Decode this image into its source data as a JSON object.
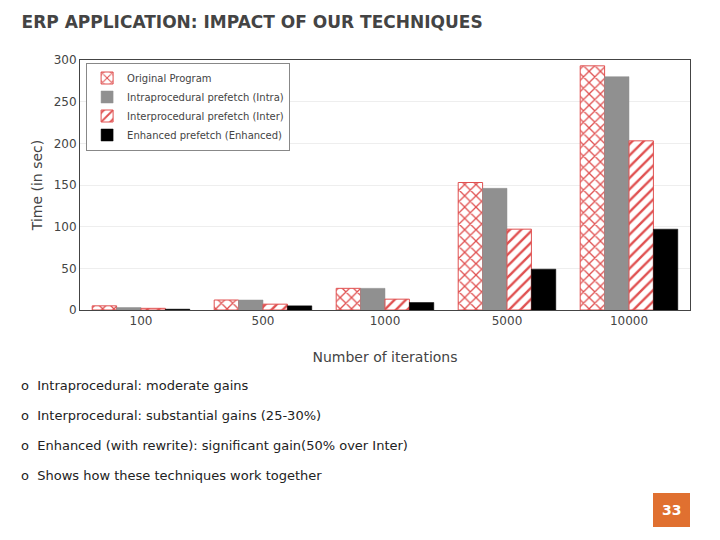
{
  "chart_data": {
    "type": "bar",
    "title": "ERP APPLICATION: IMPACT OF OUR TECHNIQUES",
    "xlabel": "Number of iterations",
    "ylabel": "Time (in sec)",
    "categories": [
      100,
      500,
      1000,
      5000,
      10000
    ],
    "series": [
      {
        "name": "Original Program",
        "color": "#e05050",
        "values": [
          5,
          12,
          26,
          153,
          293
        ]
      },
      {
        "name": "Intraprocedural prefetch (Intra)",
        "color": "#909090",
        "values": [
          3,
          12,
          26,
          146,
          280
        ]
      },
      {
        "name": "Interprocedural prefetch (Inter)",
        "color": "#e05050",
        "values": [
          2,
          7,
          13,
          97,
          203
        ]
      },
      {
        "name": "Enhanced prefetch (Enhanced)",
        "color": "#000000",
        "values": [
          1,
          5,
          9,
          49,
          97
        ]
      }
    ],
    "ylim": [
      0,
      300
    ],
    "yticks": [
      0,
      50,
      100,
      150,
      200,
      250,
      300
    ],
    "grid": true,
    "legend": "upper left",
    "annotations": [
      {
        "text": "o  Intraprocedural: moderate gains"
      },
      {
        "text": "o  Interprocedural: substantial gains (25-30%)"
      },
      {
        "text": "o  Enhanced (with rewrite): significant gain(50% over Inter)"
      },
      {
        "text": "o  Shows how these techniques work together"
      },
      {
        "text": "33",
        "color": "#e07030"
      }
    ]
  }
}
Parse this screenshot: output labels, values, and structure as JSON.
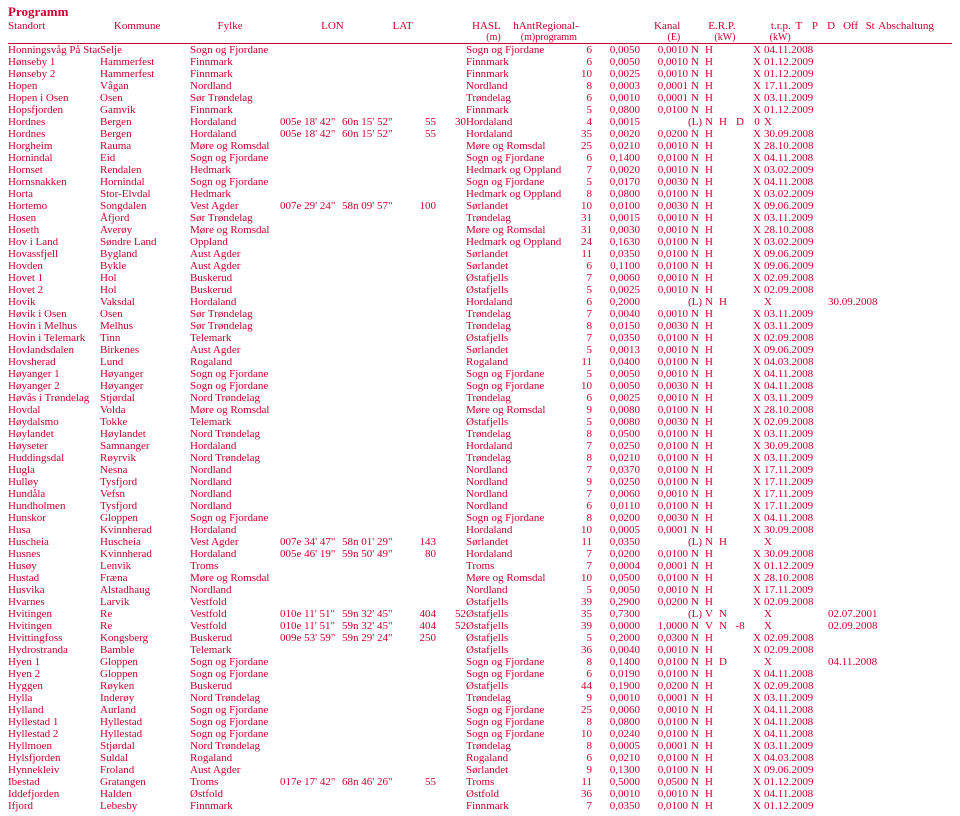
{
  "title": "Programm",
  "headers": {
    "row1": [
      "Standort",
      "Kommune",
      "Fylke",
      "LON",
      "LAT",
      "HASL",
      "hAnt",
      "Regional-",
      "Kanal",
      "E.R.P.",
      "t.r.p.",
      "T",
      "P",
      "D",
      "Off",
      "St",
      "Abschaltung"
    ],
    "row2": [
      "",
      "",
      "",
      "",
      "",
      "(m)",
      "(m)",
      "programm",
      "(E)",
      "(kW)",
      "(kW)",
      "",
      "",
      "",
      "",
      "",
      ""
    ]
  },
  "rows": [
    [
      "Honningsvåg På Stad",
      "Selje",
      "Sogn og Fjordane",
      "",
      "",
      "",
      "",
      "Sogn og Fjordane",
      "6",
      "0,0050",
      "0,0010",
      "N",
      "H",
      "",
      "",
      "X",
      "04.11.2008"
    ],
    [
      "Hønseby 1",
      "Hammerfest",
      "Finnmark",
      "",
      "",
      "",
      "",
      "Finnmark",
      "6",
      "0,0050",
      "0,0010",
      "N",
      "H",
      "",
      "",
      "X",
      "01.12.2009"
    ],
    [
      "Hønseby 2",
      "Hammerfest",
      "Finnmark",
      "",
      "",
      "",
      "",
      "Finnmark",
      "10",
      "0,0025",
      "0,0010",
      "N",
      "H",
      "",
      "",
      "X",
      "01.12.2009"
    ],
    [
      "Hopen",
      "Vågan",
      "Nordland",
      "",
      "",
      "",
      "",
      "Nordland",
      "8",
      "0,0003",
      "0,0001",
      "N",
      "H",
      "",
      "",
      "X",
      "17.11.2009"
    ],
    [
      "Hopen i Osen",
      "Osen",
      "Sør Trøndelag",
      "",
      "",
      "",
      "",
      "Trøndelag",
      "6",
      "0,0010",
      "0,0001",
      "N",
      "H",
      "",
      "",
      "X",
      "03.11.2009"
    ],
    [
      "Hopsfjorden",
      "Gamvik",
      "Finnmark",
      "",
      "",
      "",
      "",
      "Finnmark",
      "5",
      "0,0800",
      "0,0100",
      "N",
      "H",
      "",
      "",
      "X",
      "01.12.2009"
    ],
    [
      "Hordnes",
      "Bergen",
      "Hordaland",
      "005e 18' 42\"",
      "60n 15' 52\"",
      "55",
      "30",
      "Hordaland",
      "4",
      "0,0015",
      "",
      "(L)",
      "N",
      "H",
      "D",
      "0",
      "X"
    ],
    [
      "Hordnes",
      "Bergen",
      "Hordaland",
      "005e 18' 42\"",
      "60n 15' 52\"",
      "55",
      "",
      "Hordaland",
      "35",
      "0,0020",
      "0,0200",
      "N",
      "H",
      "",
      "",
      "X",
      "30.09.2008"
    ],
    [
      "Horgheim",
      "Rauma",
      "Møre og Romsdal",
      "",
      "",
      "",
      "",
      "Møre og Romsdal",
      "25",
      "0,0210",
      "0,0010",
      "N",
      "H",
      "",
      "",
      "X",
      "28.10.2008"
    ],
    [
      "Hornindal",
      "Eid",
      "Sogn og Fjordane",
      "",
      "",
      "",
      "",
      "Sogn og Fjordane",
      "6",
      "0,1400",
      "0,0100",
      "N",
      "H",
      "",
      "",
      "X",
      "04.11.2008"
    ],
    [
      "Hornset",
      "Rendalen",
      "Hedmark",
      "",
      "",
      "",
      "",
      "Hedmark og Oppland",
      "7",
      "0,0020",
      "0,0010",
      "N",
      "H",
      "",
      "",
      "X",
      "03.02.2009"
    ],
    [
      "Hornsnakken",
      "Hornindal",
      "Sogn og Fjordane",
      "",
      "",
      "",
      "",
      "Sogn og Fjordane",
      "5",
      "0,0170",
      "0,0030",
      "N",
      "H",
      "",
      "",
      "X",
      "04.11.2008"
    ],
    [
      "Horta",
      "Stor-Elvdal",
      "Hedmark",
      "",
      "",
      "",
      "",
      "Hedmark og Oppland",
      "8",
      "0,0800",
      "0,0100",
      "N",
      "H",
      "",
      "",
      "X",
      "03.02.2009"
    ],
    [
      "Hortemo",
      "Songdalen",
      "Vest Agder",
      "007e 29' 24\"",
      "58n 09' 57\"",
      "100",
      "",
      "Sørlandet",
      "10",
      "0,0100",
      "0,0030",
      "N",
      "H",
      "",
      "",
      "X",
      "09.06.2009"
    ],
    [
      "Hosen",
      "Åfjord",
      "Sør Trøndelag",
      "",
      "",
      "",
      "",
      "Trøndelag",
      "31",
      "0,0015",
      "0,0010",
      "N",
      "H",
      "",
      "",
      "X",
      "03.11.2009"
    ],
    [
      "Hoseth",
      "Averøy",
      "Møre og Romsdal",
      "",
      "",
      "",
      "",
      "Møre og Romsdal",
      "31",
      "0,0030",
      "0,0010",
      "N",
      "H",
      "",
      "",
      "X",
      "28.10.2008"
    ],
    [
      "Hov i Land",
      "Søndre Land",
      "Oppland",
      "",
      "",
      "",
      "",
      "Hedmark og Oppland",
      "24",
      "0,1630",
      "0,0100",
      "N",
      "H",
      "",
      "",
      "X",
      "03.02.2009"
    ],
    [
      "Hovassfjell",
      "Bygland",
      "Aust Agder",
      "",
      "",
      "",
      "",
      "Sørlandet",
      "11",
      "0,0350",
      "0,0100",
      "N",
      "H",
      "",
      "",
      "X",
      "09.06.2009"
    ],
    [
      "Hovden",
      "Bykle",
      "Aust Agder",
      "",
      "",
      "",
      "",
      "Sørlandet",
      "6",
      "0,1100",
      "0,0100",
      "N",
      "H",
      "",
      "",
      "X",
      "09.06.2009"
    ],
    [
      "Hovet 1",
      "Hol",
      "Buskerud",
      "",
      "",
      "",
      "",
      "Østafjells",
      "7",
      "0,0060",
      "0,0010",
      "N",
      "H",
      "",
      "",
      "X",
      "02.09.2008"
    ],
    [
      "Hovet 2",
      "Hol",
      "Buskerud",
      "",
      "",
      "",
      "",
      "Østafjells",
      "5",
      "0,0025",
      "0,0010",
      "N",
      "H",
      "",
      "",
      "X",
      "02.09.2008"
    ],
    [
      "Hovik",
      "Vaksdal",
      "Hordaland",
      "",
      "",
      "",
      "",
      "Hordaland",
      "6",
      "0,2000",
      "",
      "(L)",
      "N",
      "H",
      "",
      "",
      "X",
      "30.09.2008"
    ],
    [
      "Høvik i Osen",
      "Osen",
      "Sør Trøndelag",
      "",
      "",
      "",
      "",
      "Trøndelag",
      "7",
      "0,0040",
      "0,0010",
      "N",
      "H",
      "",
      "",
      "X",
      "03.11.2009"
    ],
    [
      "Hovin i Melhus",
      "Melhus",
      "Sør Trøndelag",
      "",
      "",
      "",
      "",
      "Trøndelag",
      "8",
      "0,0150",
      "0,0030",
      "N",
      "H",
      "",
      "",
      "X",
      "03.11.2009"
    ],
    [
      "Hovin i Telemark",
      "Tinn",
      "Telemark",
      "",
      "",
      "",
      "",
      "Østafjells",
      "7",
      "0,0350",
      "0,0100",
      "N",
      "H",
      "",
      "",
      "X",
      "02.09.2008"
    ],
    [
      "Hovlandsdalen",
      "Birkenes",
      "Aust Agder",
      "",
      "",
      "",
      "",
      "Sørlandet",
      "5",
      "0,0013",
      "0,0010",
      "N",
      "H",
      "",
      "",
      "X",
      "09.06.2009"
    ],
    [
      "Hovsherad",
      "Lund",
      "Rogaland",
      "",
      "",
      "",
      "",
      "Rogaland",
      "11",
      "0,0400",
      "0,0100",
      "N",
      "H",
      "",
      "",
      "X",
      "04.03.2008"
    ],
    [
      "Høyanger 1",
      "Høyanger",
      "Sogn og Fjordane",
      "",
      "",
      "",
      "",
      "Sogn og Fjordane",
      "5",
      "0,0050",
      "0,0010",
      "N",
      "H",
      "",
      "",
      "X",
      "04.11.2008"
    ],
    [
      "Høyanger 2",
      "Høyanger",
      "Sogn og Fjordane",
      "",
      "",
      "",
      "",
      "Sogn og Fjordane",
      "10",
      "0,0050",
      "0,0030",
      "N",
      "H",
      "",
      "",
      "X",
      "04.11.2008"
    ],
    [
      "Høvås i Trøndelag",
      "Stjørdal",
      "Nord Trøndelag",
      "",
      "",
      "",
      "",
      "Trøndelag",
      "6",
      "0,0025",
      "0,0010",
      "N",
      "H",
      "",
      "",
      "X",
      "03.11.2009"
    ],
    [
      "Hovdal",
      "Volda",
      "Møre og Romsdal",
      "",
      "",
      "",
      "",
      "Møre og Romsdal",
      "9",
      "0,0080",
      "0,0100",
      "N",
      "H",
      "",
      "",
      "X",
      "28.10.2008"
    ],
    [
      "Høydalsmo",
      "Tokke",
      "Telemark",
      "",
      "",
      "",
      "",
      "Østafjells",
      "5",
      "0,0080",
      "0,0030",
      "N",
      "H",
      "",
      "",
      "X",
      "02.09.2008"
    ],
    [
      "Høylandet",
      "Høylandet",
      "Nord Trøndelag",
      "",
      "",
      "",
      "",
      "Trøndelag",
      "8",
      "0,0500",
      "0,0100",
      "N",
      "H",
      "",
      "",
      "X",
      "03.11.2009"
    ],
    [
      "Høyseter",
      "Samnanger",
      "Hordaland",
      "",
      "",
      "",
      "",
      "Hordaland",
      "7",
      "0,0250",
      "0,0100",
      "N",
      "H",
      "",
      "",
      "X",
      "30.09.2008"
    ],
    [
      "Huddingsdal",
      "Røyrvik",
      "Nord Trøndelag",
      "",
      "",
      "",
      "",
      "Trøndelag",
      "8",
      "0,0210",
      "0,0100",
      "N",
      "H",
      "",
      "",
      "X",
      "03.11.2009"
    ],
    [
      "Hugla",
      "Nesna",
      "Nordland",
      "",
      "",
      "",
      "",
      "Nordland",
      "7",
      "0,0370",
      "0,0100",
      "N",
      "H",
      "",
      "",
      "X",
      "17.11.2009"
    ],
    [
      "Hulløy",
      "Tysfjord",
      "Nordland",
      "",
      "",
      "",
      "",
      "Nordland",
      "9",
      "0,0250",
      "0,0100",
      "N",
      "H",
      "",
      "",
      "X",
      "17.11.2009"
    ],
    [
      "Hundåla",
      "Vefsn",
      "Nordland",
      "",
      "",
      "",
      "",
      "Nordland",
      "7",
      "0,0060",
      "0,0010",
      "N",
      "H",
      "",
      "",
      "X",
      "17.11.2009"
    ],
    [
      "Hundholmen",
      "Tysfjord",
      "Nordland",
      "",
      "",
      "",
      "",
      "Nordland",
      "6",
      "0,0110",
      "0,0100",
      "N",
      "H",
      "",
      "",
      "X",
      "17.11.2009"
    ],
    [
      "Hunskor",
      "Gloppen",
      "Sogn og Fjordane",
      "",
      "",
      "",
      "",
      "Sogn og Fjordane",
      "8",
      "0,0200",
      "0,0030",
      "N",
      "H",
      "",
      "",
      "X",
      "04.11.2008"
    ],
    [
      "Husa",
      "Kvinnherad",
      "Hordaland",
      "",
      "",
      "",
      "",
      "Hordaland",
      "10",
      "0,0005",
      "0,0001",
      "N",
      "H",
      "",
      "",
      "X",
      "30.09.2008"
    ],
    [
      "Huscheia",
      "Huscheia",
      "Vest Agder",
      "007e 34' 47\"",
      "58n 01' 29\"",
      "143",
      "",
      "Sørlandet",
      "11",
      "0,0350",
      "",
      "(L)",
      "N",
      "H",
      "",
      "",
      "X",
      ""
    ],
    [
      "Husnes",
      "Kvinnherad",
      "Hordaland",
      "005e 46' 19\"",
      "59n 50' 49\"",
      "80",
      "",
      "Hordaland",
      "7",
      "0,0200",
      "0,0100",
      "N",
      "H",
      "",
      "",
      "X",
      "30.09.2008"
    ],
    [
      "Husøy",
      "Lenvik",
      "Troms",
      "",
      "",
      "",
      "",
      "Troms",
      "7",
      "0,0004",
      "0,0001",
      "N",
      "H",
      "",
      "",
      "X",
      "01.12.2009"
    ],
    [
      "Hustad",
      "Fræna",
      "Møre og Romsdal",
      "",
      "",
      "",
      "",
      "Møre og Romsdal",
      "10",
      "0,0500",
      "0,0100",
      "N",
      "H",
      "",
      "",
      "X",
      "28.10.2008"
    ],
    [
      "Husvika",
      "Alstadhaug",
      "Nordland",
      "",
      "",
      "",
      "",
      "Nordland",
      "5",
      "0,0050",
      "0,0010",
      "N",
      "H",
      "",
      "",
      "X",
      "17.11.2009"
    ],
    [
      "Hvarnes",
      "Larvik",
      "Vestfold",
      "",
      "",
      "",
      "",
      "Østafjells",
      "39",
      "0,2900",
      "0,0200",
      "N",
      "H",
      "",
      "",
      "X",
      "02.09.2008"
    ],
    [
      "Hvitingen",
      "Re",
      "Vestfold",
      "010e 11' 51\"",
      "59n 32' 45\"",
      "404",
      "52",
      "Østafjells",
      "35",
      "0,7300",
      "",
      "(L)",
      "V",
      "N",
      "",
      "",
      "X",
      "02.07.2001"
    ],
    [
      "Hvitingen",
      "Re",
      "Vestfold",
      "010e 11' 51\"",
      "59n 32' 45\"",
      "404",
      "52",
      "Østafjells",
      "39",
      "0,0000",
      "1,0000",
      "N",
      "V",
      "N",
      "-8",
      "",
      "X",
      "02.09.2008"
    ],
    [
      "Hvittingfoss",
      "Kongsberg",
      "Buskerud",
      "009e 53' 59\"",
      "59n 29' 24\"",
      "250",
      "",
      "Østafjells",
      "5",
      "0,2000",
      "0,0300",
      "N",
      "H",
      "",
      "",
      "X",
      "02.09.2008"
    ],
    [
      "Hydrostranda",
      "Bamble",
      "Telemark",
      "",
      "",
      "",
      "",
      "Østafjells",
      "36",
      "0,0040",
      "0,0010",
      "N",
      "H",
      "",
      "",
      "X",
      "02.09.2008"
    ],
    [
      "Hyen 1",
      "Gloppen",
      "Sogn og Fjordane",
      "",
      "",
      "",
      "",
      "Sogn og Fjordane",
      "8",
      "0,1400",
      "0,0100",
      "N",
      "H",
      "D",
      "",
      "",
      "X",
      "04.11.2008"
    ],
    [
      "Hyen 2",
      "Gloppen",
      "Sogn og Fjordane",
      "",
      "",
      "",
      "",
      "Sogn og Fjordane",
      "6",
      "0,0190",
      "0,0100",
      "N",
      "H",
      "",
      "",
      "X",
      "04.11.2008"
    ],
    [
      "Hyggen",
      "Røyken",
      "Buskerud",
      "",
      "",
      "",
      "",
      "Østafjells",
      "44",
      "0,1900",
      "0,0200",
      "N",
      "H",
      "",
      "",
      "X",
      "02.09.2008"
    ],
    [
      "Hylla",
      "Inderøy",
      "Nord Trøndelag",
      "",
      "",
      "",
      "",
      "Trøndelag",
      "9",
      "0,0010",
      "0,0001",
      "N",
      "H",
      "",
      "",
      "X",
      "03.11.2009"
    ],
    [
      "Hylland",
      "Aurland",
      "Sogn og Fjordane",
      "",
      "",
      "",
      "",
      "Sogn og Fjordane",
      "25",
      "0,0060",
      "0,0010",
      "N",
      "H",
      "",
      "",
      "X",
      "04.11.2008"
    ],
    [
      "Hyllestad 1",
      "Hyllestad",
      "Sogn og Fjordane",
      "",
      "",
      "",
      "",
      "Sogn og Fjordane",
      "8",
      "0,0800",
      "0,0100",
      "N",
      "H",
      "",
      "",
      "X",
      "04.11.2008"
    ],
    [
      "Hyllestad 2",
      "Hyllestad",
      "Sogn og Fjordane",
      "",
      "",
      "",
      "",
      "Sogn og Fjordane",
      "10",
      "0,0240",
      "0,0100",
      "N",
      "H",
      "",
      "",
      "X",
      "04.11.2008"
    ],
    [
      "Hyllmoen",
      "Stjørdal",
      "Nord Trøndelag",
      "",
      "",
      "",
      "",
      "Trøndelag",
      "8",
      "0,0005",
      "0,0001",
      "N",
      "H",
      "",
      "",
      "X",
      "03.11.2009"
    ],
    [
      "Hylsfjorden",
      "Suldal",
      "Rogaland",
      "",
      "",
      "",
      "",
      "Rogaland",
      "6",
      "0,0210",
      "0,0100",
      "N",
      "H",
      "",
      "",
      "X",
      "04.03.2008"
    ],
    [
      "Hynnekleiv",
      "Froland",
      "Aust Agder",
      "",
      "",
      "",
      "",
      "Sørlandet",
      "9",
      "0,1300",
      "0,0100",
      "N",
      "H",
      "",
      "",
      "X",
      "09.06.2009"
    ],
    [
      "Ibestad",
      "Gratangen",
      "Troms",
      "017e 17' 42\"",
      "68n 46' 26\"",
      "55",
      "",
      "Troms",
      "11",
      "0,5000",
      "0,0500",
      "N",
      "H",
      "",
      "",
      "X",
      "01.12.2009"
    ],
    [
      "Iddefjorden",
      "Halden",
      "Østfold",
      "",
      "",
      "",
      "",
      "Østfold",
      "36",
      "0,0010",
      "0,0010",
      "N",
      "H",
      "",
      "",
      "X",
      "04.11.2008"
    ],
    [
      "Ifjord",
      "Lebesby",
      "Finnmark",
      "",
      "",
      "",
      "",
      "Finnmark",
      "7",
      "0,0350",
      "0,0100",
      "N",
      "H",
      "",
      "",
      "X",
      "01.12.2009"
    ]
  ]
}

────────

Lines containing the string "Interprocedural" should be counted; reply with their number and nothing more.

2